→ PASSAGE:
◆ ◆ ◆ ◆ ◆

Now let’s take a look at some code to create a few of these new dynamic documents and treat them as implementors of those interfaces. First we need a MongoDB connection:

            MongoServer MongoServer = MongoServer.Create(ConnectionString);
            MongoDatabase mongoDatabase = MongoServer.GetDatabase("Remember", credentials);

Next we grab a collection where we will persist our objects.

            var sampleCollection = mongoDatabase.GetCollection<SimpleDocument>("Sample");

Now we can create some objects adding interfaces to them dynamically and we get to use those strongly typed interfaces to set properties on them.

            var person1 = new SimpleDocument();
            person1.AddLike<IHuman>().Name = "John";
            person1.AddLike<ILegs>().Legs = 2;
            person1.AddLike<ICarniovore>().Prey = "Cattle";
            sampleCollection.Save(person1);

            var monkey1 = new SimpleDocument();
            monkey1.AddLike<IMammal>();                 // mark as a mammal
            monkey1.AddLike<ILegs>().Legs = 2;
            monkey1.AddLike<ICarniovore>().Prey = "Bugs";
            sampleCollection.Save(monkey1);

Yes, that’s it! That’s all we needed to do to create persisted objects that implement any collection of interfaces. Note how the IHuman is also an IMammal because our code will also support inheritance amongst interfaces. We can load them back in from MongoDB and get the strongly typed versions of them by using .AsLike() which returns a value of type T or null if that object doesn’t implement the interface T. But that’s not all, we can even add new interfaces to them later allowing an object to change type over time! Now, of course, you could do a lot of this just with dynamic types but then you lose Intellisense and compile time checking.

So next, let’s take a look at how we can query for objects that support a given interface and how we can get strongly typed objects back from MongoDB:

            var query = Query.EQ("int", typeof(IHuman).Name);
            var humans = sampleCollection.Find(query);

            Console.WriteLine("Examine the raw documents");

            foreach (var doc in humans)
            {
                Console.WriteLine(doc.ToJson());
            }

            Console.WriteLine("Use query results strongly typed");

            foreach (IHuman human in humans.Select(m => m.AsLike<IHuman>()))

◆ ◆ ◆ ◆ ◆

→ OBJECTIVE 1: Transcribe the MongoDB passage word for word, everything from "Yes, that’s it!" down to "compile time checking.".
→ OBJECTIVE 2: Carry the MongoDB passage forward by writing the part that comes after its final line.
The entries that come next were taken from a separate source and are unrelated to the MongoDB passage.

◆ ◆ ◆ ◆ ◆

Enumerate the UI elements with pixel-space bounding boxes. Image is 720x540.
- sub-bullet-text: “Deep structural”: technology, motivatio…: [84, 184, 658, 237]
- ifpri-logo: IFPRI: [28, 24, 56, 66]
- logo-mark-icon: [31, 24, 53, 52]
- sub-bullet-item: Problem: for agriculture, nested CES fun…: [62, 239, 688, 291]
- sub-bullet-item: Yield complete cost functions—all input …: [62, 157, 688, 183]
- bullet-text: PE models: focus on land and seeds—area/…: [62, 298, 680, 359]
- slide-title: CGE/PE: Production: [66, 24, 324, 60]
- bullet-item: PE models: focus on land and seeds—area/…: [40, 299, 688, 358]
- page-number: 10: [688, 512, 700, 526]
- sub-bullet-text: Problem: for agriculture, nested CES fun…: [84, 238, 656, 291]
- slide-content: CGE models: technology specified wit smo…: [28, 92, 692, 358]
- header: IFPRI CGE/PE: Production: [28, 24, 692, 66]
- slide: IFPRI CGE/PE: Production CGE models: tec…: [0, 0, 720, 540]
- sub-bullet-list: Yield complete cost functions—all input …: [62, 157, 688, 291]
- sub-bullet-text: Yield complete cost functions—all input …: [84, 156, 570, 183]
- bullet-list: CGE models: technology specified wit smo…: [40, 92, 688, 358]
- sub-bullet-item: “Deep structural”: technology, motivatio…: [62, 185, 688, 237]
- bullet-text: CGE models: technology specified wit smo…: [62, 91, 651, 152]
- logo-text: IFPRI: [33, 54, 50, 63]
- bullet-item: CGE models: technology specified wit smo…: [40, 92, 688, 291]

◆ ◆ ◆ ◆ ◆

→ OUTPUT 1:
Yes, that’s it! That’s all we needed to do to create persisted objects that implement any collection of interfaces. Note how the IHuman is also an IMammal because our code will also support inheritance amongst interfaces. We can load them back in from MongoDB and get the strongly typed versions of them by using .AsLike() which returns a value of type T or null if that object doesn’t implement the interface T. But that’s not all, we can even add new interfaces to them later allowing an object to change type over time! Now, of course, you could do a lot of this just with dynamic types but then you lose Intellisense and compile time checking.

→ OUTPUT 2:
            {
                Console.WriteLine(human.Name);
            }

            Console.ReadKey();

So how does this ‘magic’ work? First we need a simple Document class. It can be any old object class, no special requirements. At the moment it does wrap these interface properties up in a document inside it called ‘prop’ making it just a little bit harder to query and index but still fairly easy.

        /// <summary>
        /// A very simple document object
        /// </summary>
        public class SimpleDocument : DynamicObject
        {
            public ObjectId Id { get; set; }

            // All other properties are added dynamically and stored wrapped in another Document
            [BsonElement("prop")]
            protected BsonDocument properties = new BsonDocument();

            /// <summary>
            /// Interfaces that have been added to this object
            /// </summary>
            [BsonElement("int")]
            protected HashSet<string> interfaces = new HashSet<string>();

            /// <summary>
            /// Add support for an interface to this document if it doesn't already have it
            /// </summary>
            public T AddLike<T>()
                where T:class
            {
                interfaces.Add(typeof(T).Name);
                foreach (var @interface in typeof(T).GetInterfaces())
                    interfaces.Add(@interface.Name);
                return Impromptu.ActLike<T>(new Proxy(this.properties));
            }

            /// <summary>
            /// Cast this object to an interface only if it has previously been created as one of that kind
            /// </summary>
            public T AsLike<T>()
                where T : class
            {
                if (!this.interfaces.Contains(typeof(T).Name)) return null;
                else return Impromptu.ActLike<T>(new Proxy(this.properties));
            }

        }

Then we need a simple proxy object to wrap up the properties as a dynamic object that we can feed to Impromptu:

        public class Proxy : DynamicObject
        {
            public BsonDocument document { get; set; }

            public Proxy(BsonDocument document)
            {
                this.document = document;
            }
            public override bool TryGetMember(GetMemberBinder binder, out object result)
            {
                BsonValue res = null;
                this.document.TryGetValue(binder.Name, out res);
                result = res.RawValue;
                return true;            // We always support a member even if we don't have it in the dictionary
            }

            /// <summary>
            /// Set a property (e.g. person1.Name = "Smith")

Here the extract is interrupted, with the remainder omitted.